● **WORK INSTRUCTIONS**: Reproduce every line of the records below verbatim, omitting the pictures.

# DATASET RECORDS start

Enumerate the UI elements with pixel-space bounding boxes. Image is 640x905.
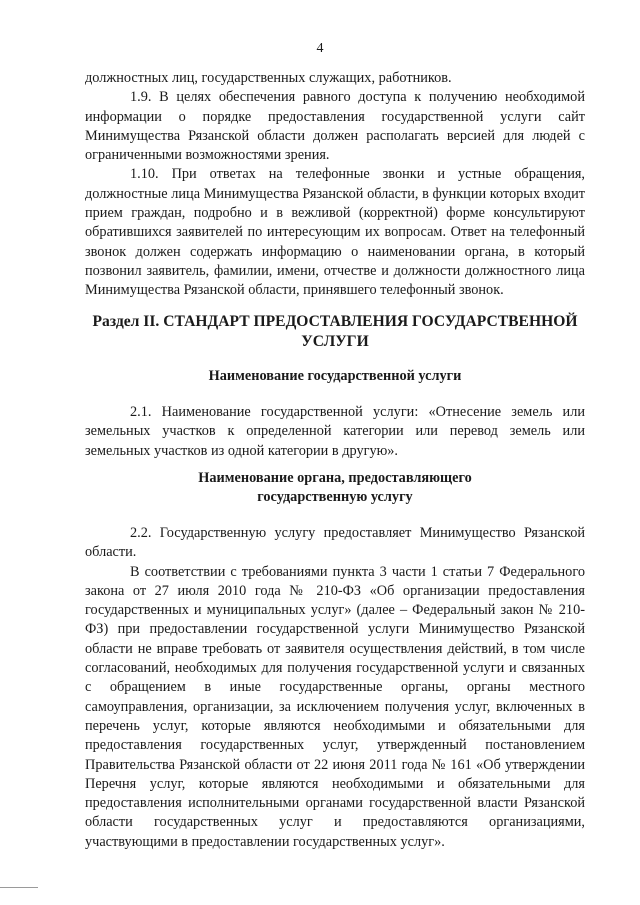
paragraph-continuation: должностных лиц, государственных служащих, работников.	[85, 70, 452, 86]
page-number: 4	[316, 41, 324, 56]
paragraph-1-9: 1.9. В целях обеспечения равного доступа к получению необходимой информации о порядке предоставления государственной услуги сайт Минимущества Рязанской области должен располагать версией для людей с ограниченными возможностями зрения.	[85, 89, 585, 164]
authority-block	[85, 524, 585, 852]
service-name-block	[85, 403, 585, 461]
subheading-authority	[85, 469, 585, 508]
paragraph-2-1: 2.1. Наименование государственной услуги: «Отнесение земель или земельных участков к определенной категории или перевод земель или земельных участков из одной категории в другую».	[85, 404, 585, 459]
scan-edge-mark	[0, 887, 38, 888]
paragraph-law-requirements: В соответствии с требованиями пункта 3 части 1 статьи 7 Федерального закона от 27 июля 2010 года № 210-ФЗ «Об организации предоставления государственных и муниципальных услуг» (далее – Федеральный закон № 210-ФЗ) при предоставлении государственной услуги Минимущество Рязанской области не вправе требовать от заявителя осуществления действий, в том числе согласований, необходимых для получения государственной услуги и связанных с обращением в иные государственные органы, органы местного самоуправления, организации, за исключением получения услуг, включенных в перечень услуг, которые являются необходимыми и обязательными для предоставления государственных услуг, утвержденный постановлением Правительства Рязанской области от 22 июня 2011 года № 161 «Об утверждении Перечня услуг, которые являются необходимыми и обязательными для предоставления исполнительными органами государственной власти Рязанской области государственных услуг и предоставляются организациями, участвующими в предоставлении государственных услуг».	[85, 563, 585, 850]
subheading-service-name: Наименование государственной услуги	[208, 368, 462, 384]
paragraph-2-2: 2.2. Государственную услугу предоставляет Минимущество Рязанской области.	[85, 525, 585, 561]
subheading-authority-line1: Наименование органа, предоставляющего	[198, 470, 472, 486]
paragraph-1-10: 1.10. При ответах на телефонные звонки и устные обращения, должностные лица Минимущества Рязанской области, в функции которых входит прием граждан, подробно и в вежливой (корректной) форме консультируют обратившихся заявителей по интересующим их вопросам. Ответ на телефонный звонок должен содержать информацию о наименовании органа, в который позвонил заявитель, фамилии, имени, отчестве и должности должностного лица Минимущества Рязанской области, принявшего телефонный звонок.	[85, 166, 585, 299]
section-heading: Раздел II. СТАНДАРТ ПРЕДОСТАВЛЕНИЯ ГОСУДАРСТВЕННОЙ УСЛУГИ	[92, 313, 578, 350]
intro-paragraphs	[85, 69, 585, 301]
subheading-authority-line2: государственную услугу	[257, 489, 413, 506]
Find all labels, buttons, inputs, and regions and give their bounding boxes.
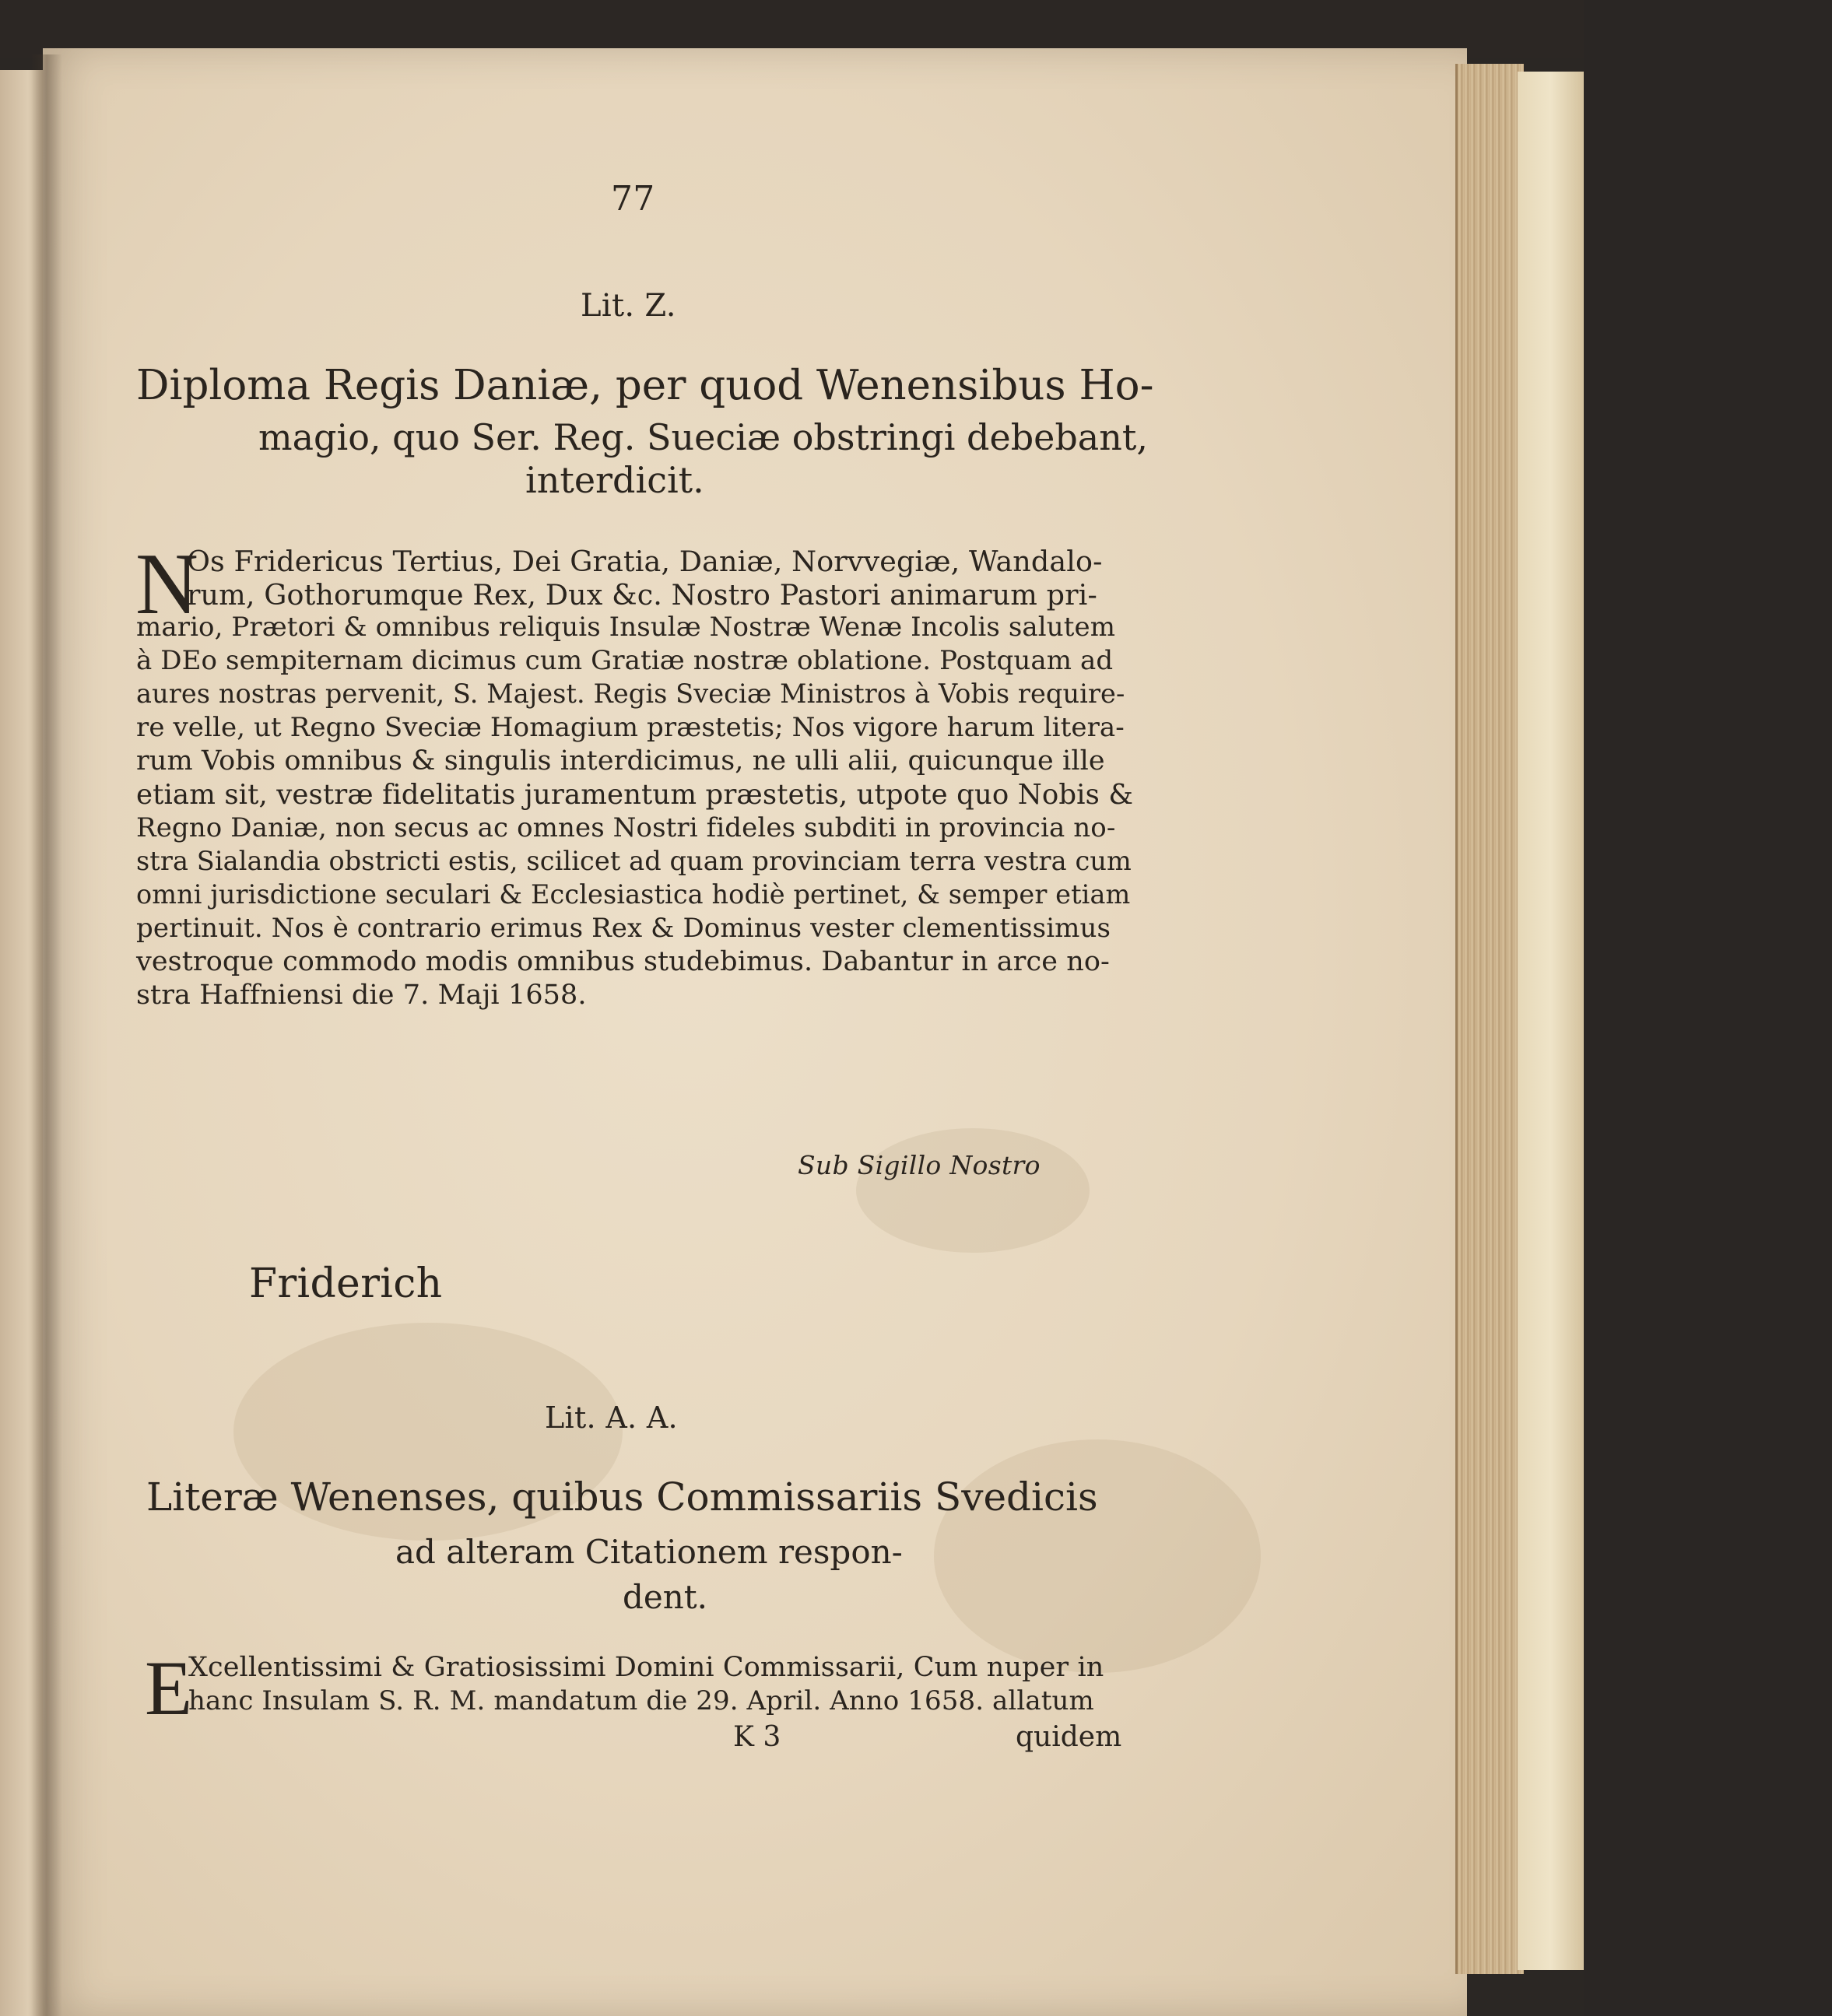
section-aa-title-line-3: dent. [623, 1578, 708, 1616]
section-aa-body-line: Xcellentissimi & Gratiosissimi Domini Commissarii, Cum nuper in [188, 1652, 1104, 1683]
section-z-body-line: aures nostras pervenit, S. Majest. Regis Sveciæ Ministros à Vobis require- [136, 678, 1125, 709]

# DATASET RECORDS end

● **THE RESPONSE**:
Enumerate the UI elements with pixel-space bounding boxes. Image is 640x905.
paragraph-continuation: должностных лиц, государственных служащих, работников.	[85, 70, 452, 86]
page-number: 4	[316, 41, 324, 56]
paragraph-1-9: 1.9. В целях обеспечения равного доступа к получению необходимой информации о порядке предоставления государственной услуги сайт Минимущества Рязанской области должен располагать версией для людей с ограниченными возможностями зрения.	[85, 89, 585, 164]
authority-block	[85, 524, 585, 852]
service-name-block	[85, 403, 585, 461]
subheading-authority	[85, 469, 585, 508]
paragraph-2-1: 2.1. Наименование государственной услуги: «Отнесение земель или земельных участков к определенной категории или перевод земель или земельных участков из одной категории в другую».	[85, 404, 585, 459]
scan-edge-mark	[0, 887, 38, 888]
paragraph-law-requirements: В соответствии с требованиями пункта 3 части 1 статьи 7 Федерального закона от 27 июля 2010 года № 210-ФЗ «Об организации предоставления государственных и муниципальных услуг» (далее – Федеральный закон № 210-ФЗ) при предоставлении государственной услуги Минимущество Рязанской области не вправе требовать от заявителя осуществления действий, в том числе согласований, необходимых для получения государственной услуги и связанных с обращением в иные государственные органы, органы местного самоуправления, организации, за исключением получения услуг, включенных в перечень услуг, которые являются необходимыми и обязательными для предоставления государственных услуг, утвержденный постановлением Правительства Рязанской области от 22 июня 2011 года № 161 «Об утверждении Перечня услуг, которые являются необходимыми и обязательными для предоставления исполнительными органами государственной власти Рязанской области государственных услуг и предоставляются организациями, участвующими в предоставлении государственных услуг».	[85, 563, 585, 850]
subheading-service-name: Наименование государственной услуги	[208, 368, 462, 384]
paragraph-2-2: 2.2. Государственную услугу предоставляет Минимущество Рязанской области.	[85, 525, 585, 561]
subheading-authority-line1: Наименование органа, предоставляющего	[198, 470, 472, 486]
paragraph-1-10: 1.10. При ответах на телефонные звонки и устные обращения, должностные лица Минимущества Рязанской области, в функции которых входит прием граждан, подробно и в вежливой (корректной) форме консультируют обратившихся заявителей по интересующим их вопросам. Ответ на телефонный звонок должен содержать информацию о наименовании органа, в который позвонил заявитель, фамилии, имени, отчестве и должности должностного лица Минимущества Рязанской области, принявшего телефонный звонок.	[85, 166, 585, 299]
section-heading: Раздел II. СТАНДАРТ ПРЕДОСТАВЛЕНИЯ ГОСУДАРСТВЕННОЙ УСЛУГИ	[92, 313, 578, 350]
intro-paragraphs	[85, 69, 585, 301]
subheading-authority-line2: государственную услугу	[257, 489, 413, 506]
Find all labels, buttons, inputs, and regions and give their bounding boxes.
section-aa-title-line-3: dent. [623, 1578, 708, 1616]
section-aa-body-line: Xcellentissimi & Gratiosissimi Domini Commissarii, Cum nuper in [188, 1652, 1104, 1683]
section-z-body-line: aures nostras pervenit, S. Majest. Regis Sveciæ Ministros à Vobis require- [136, 678, 1125, 709]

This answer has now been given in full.